Write the entries below out again exactly; any picture in them stays out.

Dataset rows
##############################

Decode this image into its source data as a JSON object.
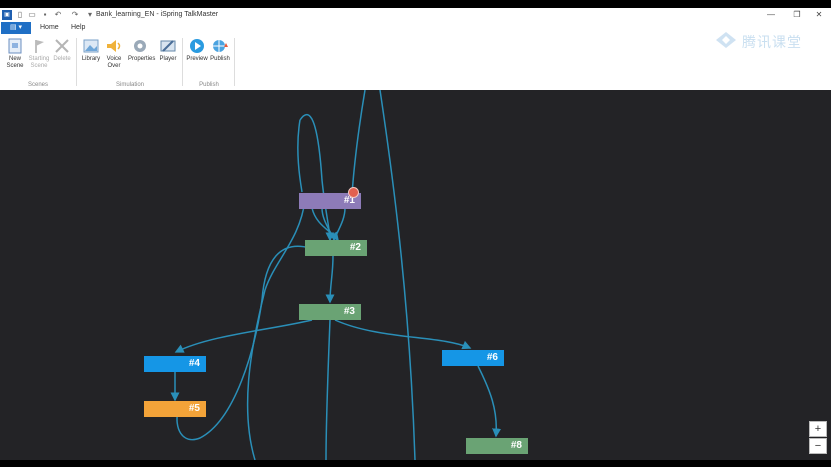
{
  "window": {
    "title": "Bank_learning_EN - iSpring TalkMaster",
    "minimize_glyph": "—",
    "maximize_glyph": "❐",
    "close_glyph": "✕"
  },
  "quick_access": {
    "save_icon": "save-icon",
    "new_icon": "new-file-icon",
    "open_icon": "open-folder-icon",
    "undo_icon": "undo-icon",
    "redo_icon": "redo-icon",
    "undo_glyph": "↶",
    "redo_glyph": "↷",
    "dropdown_glyph": "▾"
  },
  "ribbon": {
    "file_button": "▤ ▾",
    "tabs": [
      "Home",
      "Help"
    ],
    "buttons": {
      "new_scene": "New Scene",
      "starting_scene": "Starting Scene",
      "delete": "Delete",
      "library": "Library",
      "voice_over": "Voice Over",
      "properties": "Properties",
      "player": "Player",
      "preview": "Preview",
      "publish": "Publish"
    },
    "groups": [
      "Scenes",
      "Simulation",
      "Publish"
    ]
  },
  "watermark": "腾讯课堂",
  "colors": {
    "canvas_bg": "#232326",
    "link": "#2a8fb8",
    "accent": "#1f6fc5"
  },
  "nodes": [
    {
      "id": "n1",
      "label": "#1",
      "color": "purple"
    },
    {
      "id": "n2",
      "label": "#2",
      "color": "green"
    },
    {
      "id": "n3",
      "label": "#3",
      "color": "green"
    },
    {
      "id": "n4",
      "label": "#4",
      "color": "blue"
    },
    {
      "id": "n5",
      "label": "#5",
      "color": "orange"
    },
    {
      "id": "n6",
      "label": "#6",
      "color": "blue"
    },
    {
      "id": "n8",
      "label": "#8",
      "color": "green"
    }
  ],
  "zoom": {
    "in": "+",
    "out": "−"
  }
}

##############################

§ **Exercise result**
Decode this image into its source data as a JSON object.
{
  "window": {
    "title": "Bank_learning_EN - iSpring TalkMaster",
    "minimize_glyph": "—",
    "maximize_glyph": "❐",
    "close_glyph": "✕"
  },
  "quick_access": {
    "save_icon": "save-icon",
    "new_icon": "new-file-icon",
    "open_icon": "open-folder-icon",
    "undo_icon": "undo-icon",
    "redo_icon": "redo-icon",
    "undo_glyph": "↶",
    "redo_glyph": "↷",
    "dropdown_glyph": "▾"
  },
  "ribbon": {
    "file_button": "▤ ▾",
    "tabs": [
      "Home",
      "Help"
    ],
    "buttons": {
      "new_scene": "New Scene",
      "starting_scene": "Starting Scene",
      "delete": "Delete",
      "library": "Library",
      "voice_over": "Voice Over",
      "properties": "Properties",
      "player": "Player",
      "preview": "Preview",
      "publish": "Publish"
    },
    "groups": [
      "Scenes",
      "Simulation",
      "Publish"
    ]
  },
  "watermark": "腾讯课堂",
  "colors": {
    "canvas_bg": "#232326",
    "link": "#2a8fb8",
    "accent": "#1f6fc5"
  },
  "nodes": [
    {
      "id": "n1",
      "label": "#1",
      "color": "purple"
    },
    {
      "id": "n2",
      "label": "#2",
      "color": "green"
    },
    {
      "id": "n3",
      "label": "#3",
      "color": "green"
    },
    {
      "id": "n4",
      "label": "#4",
      "color": "blue"
    },
    {
      "id": "n5",
      "label": "#5",
      "color": "orange"
    },
    {
      "id": "n6",
      "label": "#6",
      "color": "blue"
    },
    {
      "id": "n8",
      "label": "#8",
      "color": "green"
    }
  ],
  "zoom": {
    "in": "+",
    "out": "−"
  }
}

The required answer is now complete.